SET EXERCISE
Below is a listing; reproduce each line of it exactly.

DATASET EXCERPTS
____
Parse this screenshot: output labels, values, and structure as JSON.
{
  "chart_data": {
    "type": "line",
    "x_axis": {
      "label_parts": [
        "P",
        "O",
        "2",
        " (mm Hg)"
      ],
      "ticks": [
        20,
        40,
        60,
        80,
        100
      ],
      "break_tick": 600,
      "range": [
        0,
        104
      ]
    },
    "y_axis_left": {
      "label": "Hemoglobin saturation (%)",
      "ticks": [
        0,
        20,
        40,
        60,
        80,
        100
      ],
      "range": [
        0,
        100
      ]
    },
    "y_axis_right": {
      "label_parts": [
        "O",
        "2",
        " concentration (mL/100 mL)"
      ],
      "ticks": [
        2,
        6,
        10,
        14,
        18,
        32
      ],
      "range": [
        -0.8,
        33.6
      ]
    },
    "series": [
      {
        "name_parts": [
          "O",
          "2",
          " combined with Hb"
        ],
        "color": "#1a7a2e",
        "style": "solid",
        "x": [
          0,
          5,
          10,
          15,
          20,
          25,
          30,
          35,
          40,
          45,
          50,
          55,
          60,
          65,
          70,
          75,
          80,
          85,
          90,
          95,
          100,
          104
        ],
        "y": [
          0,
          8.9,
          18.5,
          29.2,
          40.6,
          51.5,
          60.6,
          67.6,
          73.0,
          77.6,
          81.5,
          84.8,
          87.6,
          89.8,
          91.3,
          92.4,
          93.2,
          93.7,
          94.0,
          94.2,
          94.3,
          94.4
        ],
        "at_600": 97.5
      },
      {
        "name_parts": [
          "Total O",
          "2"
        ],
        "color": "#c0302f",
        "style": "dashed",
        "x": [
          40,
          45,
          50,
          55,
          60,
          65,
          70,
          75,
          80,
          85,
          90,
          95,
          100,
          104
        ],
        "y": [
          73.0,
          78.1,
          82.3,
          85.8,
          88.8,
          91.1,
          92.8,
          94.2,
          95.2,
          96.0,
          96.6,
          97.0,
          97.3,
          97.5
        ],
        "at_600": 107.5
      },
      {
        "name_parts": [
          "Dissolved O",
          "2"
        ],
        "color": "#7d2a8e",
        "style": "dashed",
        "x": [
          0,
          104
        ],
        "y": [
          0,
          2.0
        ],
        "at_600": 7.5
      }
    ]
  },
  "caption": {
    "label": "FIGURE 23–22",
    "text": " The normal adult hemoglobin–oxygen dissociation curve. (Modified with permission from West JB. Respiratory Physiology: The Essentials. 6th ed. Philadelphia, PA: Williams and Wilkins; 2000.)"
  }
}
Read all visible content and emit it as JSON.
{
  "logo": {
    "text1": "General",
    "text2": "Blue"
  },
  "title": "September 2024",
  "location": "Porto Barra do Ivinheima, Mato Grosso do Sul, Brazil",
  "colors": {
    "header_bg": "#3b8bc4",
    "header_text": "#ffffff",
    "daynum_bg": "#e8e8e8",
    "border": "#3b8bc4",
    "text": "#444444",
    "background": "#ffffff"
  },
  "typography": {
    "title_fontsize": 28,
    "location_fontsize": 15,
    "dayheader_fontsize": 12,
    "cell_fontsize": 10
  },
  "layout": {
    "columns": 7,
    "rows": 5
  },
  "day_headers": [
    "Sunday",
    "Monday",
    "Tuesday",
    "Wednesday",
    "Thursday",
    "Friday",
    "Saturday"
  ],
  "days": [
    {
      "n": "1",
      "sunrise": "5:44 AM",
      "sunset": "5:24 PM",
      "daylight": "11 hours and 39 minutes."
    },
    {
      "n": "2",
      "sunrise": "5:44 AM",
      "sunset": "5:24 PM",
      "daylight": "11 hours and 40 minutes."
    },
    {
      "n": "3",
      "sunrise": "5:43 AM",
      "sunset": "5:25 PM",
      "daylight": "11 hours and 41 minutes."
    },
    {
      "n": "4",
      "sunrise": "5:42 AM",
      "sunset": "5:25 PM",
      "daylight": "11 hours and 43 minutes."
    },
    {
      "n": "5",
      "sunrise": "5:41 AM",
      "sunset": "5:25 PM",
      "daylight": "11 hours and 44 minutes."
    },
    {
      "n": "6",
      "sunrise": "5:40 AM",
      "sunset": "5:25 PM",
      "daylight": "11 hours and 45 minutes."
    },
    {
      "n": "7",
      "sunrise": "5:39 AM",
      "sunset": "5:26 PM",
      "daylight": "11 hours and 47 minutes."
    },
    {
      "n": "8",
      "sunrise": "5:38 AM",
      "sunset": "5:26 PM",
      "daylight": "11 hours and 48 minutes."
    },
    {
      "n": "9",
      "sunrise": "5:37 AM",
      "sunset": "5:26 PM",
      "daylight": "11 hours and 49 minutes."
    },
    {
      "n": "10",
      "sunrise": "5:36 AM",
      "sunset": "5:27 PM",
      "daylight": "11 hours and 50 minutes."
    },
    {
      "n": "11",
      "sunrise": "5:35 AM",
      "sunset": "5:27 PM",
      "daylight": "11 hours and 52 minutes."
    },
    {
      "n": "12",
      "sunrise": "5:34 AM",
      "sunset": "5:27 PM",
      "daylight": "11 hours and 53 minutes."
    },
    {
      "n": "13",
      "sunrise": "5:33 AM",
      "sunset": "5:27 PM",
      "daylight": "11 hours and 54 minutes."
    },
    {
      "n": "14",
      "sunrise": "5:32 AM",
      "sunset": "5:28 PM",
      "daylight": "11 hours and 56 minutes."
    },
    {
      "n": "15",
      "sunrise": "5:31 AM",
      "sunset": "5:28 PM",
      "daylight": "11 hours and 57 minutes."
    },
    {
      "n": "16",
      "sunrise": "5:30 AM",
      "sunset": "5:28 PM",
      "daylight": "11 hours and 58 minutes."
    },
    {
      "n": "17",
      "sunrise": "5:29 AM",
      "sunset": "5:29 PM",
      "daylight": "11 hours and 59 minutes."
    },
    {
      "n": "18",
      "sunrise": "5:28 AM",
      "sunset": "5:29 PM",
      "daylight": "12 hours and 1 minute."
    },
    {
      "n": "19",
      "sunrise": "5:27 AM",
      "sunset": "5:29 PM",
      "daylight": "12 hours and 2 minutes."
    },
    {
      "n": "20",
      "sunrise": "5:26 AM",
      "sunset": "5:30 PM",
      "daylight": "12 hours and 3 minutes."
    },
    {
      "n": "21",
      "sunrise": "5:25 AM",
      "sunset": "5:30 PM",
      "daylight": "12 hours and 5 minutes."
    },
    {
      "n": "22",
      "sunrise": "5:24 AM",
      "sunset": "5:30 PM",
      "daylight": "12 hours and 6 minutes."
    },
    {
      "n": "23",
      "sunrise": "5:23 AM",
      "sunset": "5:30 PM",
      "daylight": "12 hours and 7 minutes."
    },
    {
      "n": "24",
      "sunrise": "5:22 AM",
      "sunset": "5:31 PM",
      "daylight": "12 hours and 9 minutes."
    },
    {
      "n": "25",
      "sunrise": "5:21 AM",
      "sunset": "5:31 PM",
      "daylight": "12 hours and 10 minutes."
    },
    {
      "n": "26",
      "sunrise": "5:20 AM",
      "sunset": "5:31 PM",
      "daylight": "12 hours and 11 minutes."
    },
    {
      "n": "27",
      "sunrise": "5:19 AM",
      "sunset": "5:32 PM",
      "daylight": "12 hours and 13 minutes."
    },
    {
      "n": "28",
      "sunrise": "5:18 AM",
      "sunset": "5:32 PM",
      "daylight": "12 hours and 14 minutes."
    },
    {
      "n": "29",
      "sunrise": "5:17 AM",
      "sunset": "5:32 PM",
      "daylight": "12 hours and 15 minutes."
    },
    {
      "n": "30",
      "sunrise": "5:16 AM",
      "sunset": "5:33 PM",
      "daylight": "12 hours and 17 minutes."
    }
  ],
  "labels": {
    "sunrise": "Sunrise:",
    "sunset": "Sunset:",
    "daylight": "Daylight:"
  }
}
____
FINAL ANSWER
Parse this screenshot: output labels, values, and structure as JSON.
{
  "chart_data": {
    "type": "line",
    "x_axis": {
      "label_parts": [
        "P",
        "O",
        "2",
        " (mm Hg)"
      ],
      "ticks": [
        20,
        40,
        60,
        80,
        100
      ],
      "break_tick": 600,
      "range": [
        0,
        104
      ]
    },
    "y_axis_left": {
      "label": "Hemoglobin saturation (%)",
      "ticks": [
        0,
        20,
        40,
        60,
        80,
        100
      ],
      "range": [
        0,
        100
      ]
    },
    "y_axis_right": {
      "label_parts": [
        "O",
        "2",
        " concentration (mL/100 mL)"
      ],
      "ticks": [
        2,
        6,
        10,
        14,
        18,
        32
      ],
      "range": [
        -0.8,
        33.6
      ]
    },
    "series": [
      {
        "name_parts": [
          "O",
          "2",
          " combined with Hb"
        ],
        "color": "#1a7a2e",
        "style": "solid",
        "x": [
          0,
          5,
          10,
          15,
          20,
          25,
          30,
          35,
          40,
          45,
          50,
          55,
          60,
          65,
          70,
          75,
          80,
          85,
          90,
          95,
          100,
          104
        ],
        "y": [
          0,
          8.9,
          18.5,
          29.2,
          40.6,
          51.5,
          60.6,
          67.6,
          73.0,
          77.6,
          81.5,
          84.8,
          87.6,
          89.8,
          91.3,
          92.4,
          93.2,
          93.7,
          94.0,
          94.2,
          94.3,
          94.4
        ],
        "at_600": 97.5
      },
      {
        "name_parts": [
          "Total O",
          "2"
        ],
        "color": "#c0302f",
        "style": "dashed",
        "x": [
          40,
          45,
          50,
          55,
          60,
          65,
          70,
          75,
          80,
          85,
          90,
          95,
          100,
          104
        ],
        "y": [
          73.0,
          78.1,
          82.3,
          85.8,
          88.8,
          91.1,
          92.8,
          94.2,
          95.2,
          96.0,
          96.6,
          97.0,
          97.3,
          97.5
        ],
        "at_600": 107.5
      },
      {
        "name_parts": [
          "Dissolved O",
          "2"
        ],
        "color": "#7d2a8e",
        "style": "dashed",
        "x": [
          0,
          104
        ],
        "y": [
          0,
          2.0
        ],
        "at_600": 7.5
      }
    ]
  },
  "caption": {
    "label": "FIGURE 23–22",
    "text": " The normal adult hemoglobin–oxygen dissociation curve. (Modified with permission from West JB. Respiratory Physiology: The Essentials. 6th ed. Philadelphia, PA: Williams and Wilkins; 2000.)"
  }
}
Read all visible content and emit it as JSON.
{
  "logo": {
    "text1": "General",
    "text2": "Blue"
  },
  "title": "September 2024",
  "location": "Porto Barra do Ivinheima, Mato Grosso do Sul, Brazil",
  "colors": {
    "header_bg": "#3b8bc4",
    "header_text": "#ffffff",
    "daynum_bg": "#e8e8e8",
    "border": "#3b8bc4",
    "text": "#444444",
    "background": "#ffffff"
  },
  "typography": {
    "title_fontsize": 28,
    "location_fontsize": 15,
    "dayheader_fontsize": 12,
    "cell_fontsize": 10
  },
  "layout": {
    "columns": 7,
    "rows": 5
  },
  "day_headers": [
    "Sunday",
    "Monday",
    "Tuesday",
    "Wednesday",
    "Thursday",
    "Friday",
    "Saturday"
  ],
  "days": [
    {
      "n": "1",
      "sunrise": "5:44 AM",
      "sunset": "5:24 PM",
      "daylight": "11 hours and 39 minutes."
    },
    {
      "n": "2",
      "sunrise": "5:44 AM",
      "sunset": "5:24 PM",
      "daylight": "11 hours and 40 minutes."
    },
    {
      "n": "3",
      "sunrise": "5:43 AM",
      "sunset": "5:25 PM",
      "daylight": "11 hours and 41 minutes."
    },
    {
      "n": "4",
      "sunrise": "5:42 AM",
      "sunset": "5:25 PM",
      "daylight": "11 hours and 43 minutes."
    },
    {
      "n": "5",
      "sunrise": "5:41 AM",
      "sunset": "5:25 PM",
      "daylight": "11 hours and 44 minutes."
    },
    {
      "n": "6",
      "sunrise": "5:40 AM",
      "sunset": "5:25 PM",
      "daylight": "11 hours and 45 minutes."
    },
    {
      "n": "7",
      "sunrise": "5:39 AM",
      "sunset": "5:26 PM",
      "daylight": "11 hours and 47 minutes."
    },
    {
      "n": "8",
      "sunrise": "5:38 AM",
      "sunset": "5:26 PM",
      "daylight": "11 hours and 48 minutes."
    },
    {
      "n": "9",
      "sunrise": "5:37 AM",
      "sunset": "5:26 PM",
      "daylight": "11 hours and 49 minutes."
    },
    {
      "n": "10",
      "sunrise": "5:36 AM",
      "sunset": "5:27 PM",
      "daylight": "11 hours and 50 minutes."
    },
    {
      "n": "11",
      "sunrise": "5:35 AM",
      "sunset": "5:27 PM",
      "daylight": "11 hours and 52 minutes."
    },
    {
      "n": "12",
      "sunrise": "5:34 AM",
      "sunset": "5:27 PM",
      "daylight": "11 hours and 53 minutes."
    },
    {
      "n": "13",
      "sunrise": "5:33 AM",
      "sunset": "5:27 PM",
      "daylight": "11 hours and 54 minutes."
    },
    {
      "n": "14",
      "sunrise": "5:32 AM",
      "sunset": "5:28 PM",
      "daylight": "11 hours and 56 minutes."
    },
    {
      "n": "15",
      "sunrise": "5:31 AM",
      "sunset": "5:28 PM",
      "daylight": "11 hours and 57 minutes."
    },
    {
      "n": "16",
      "sunrise": "5:30 AM",
      "sunset": "5:28 PM",
      "daylight": "11 hours and 58 minutes."
    },
    {
      "n": "17",
      "sunrise": "5:29 AM",
      "sunset": "5:29 PM",
      "daylight": "11 hours and 59 minutes."
    },
    {
      "n": "18",
      "sunrise": "5:28 AM",
      "sunset": "5:29 PM",
      "daylight": "12 hours and 1 minute."
    },
    {
      "n": "19",
      "sunrise": "5:27 AM",
      "sunset": "5:29 PM",
      "daylight": "12 hours and 2 minutes."
    },
    {
      "n": "20",
      "sunrise": "5:26 AM",
      "sunset": "5:30 PM",
      "daylight": "12 hours and 3 minutes."
    },
    {
      "n": "21",
      "sunrise": "5:25 AM",
      "sunset": "5:30 PM",
      "daylight": "12 hours and 5 minutes."
    },
    {
      "n": "22",
      "sunrise": "5:24 AM",
      "sunset": "5:30 PM",
      "daylight": "12 hours and 6 minutes."
    },
    {
      "n": "23",
      "sunrise": "5:23 AM",
      "sunset": "5:30 PM",
      "daylight": "12 hours and 7 minutes."
    },
    {
      "n": "24",
      "sunrise": "5:22 AM",
      "sunset": "5:31 PM",
      "daylight": "12 hours and 9 minutes."
    },
    {
      "n": "25",
      "sunrise": "5:21 AM",
      "sunset": "5:31 PM",
      "daylight": "12 hours and 10 minutes."
    },
    {
      "n": "26",
      "sunrise": "5:20 AM",
      "sunset": "5:31 PM",
      "daylight": "12 hours and 11 minutes."
    },
    {
      "n": "27",
      "sunrise": "5:19 AM",
      "sunset": "5:32 PM",
      "daylight": "12 hours and 13 minutes."
    },
    {
      "n": "28",
      "sunrise": "5:18 AM",
      "sunset": "5:32 PM",
      "daylight": "12 hours and 14 minutes."
    },
    {
      "n": "29",
      "sunrise": "5:17 AM",
      "sunset": "5:32 PM",
      "daylight": "12 hours and 15 minutes."
    },
    {
      "n": "30",
      "sunrise": "5:16 AM",
      "sunset": "5:33 PM",
      "daylight": "12 hours and 17 minutes."
    }
  ],
  "labels": {
    "sunrise": "Sunrise:",
    "sunset": "Sunset:",
    "daylight": "Daylight:"
  }
}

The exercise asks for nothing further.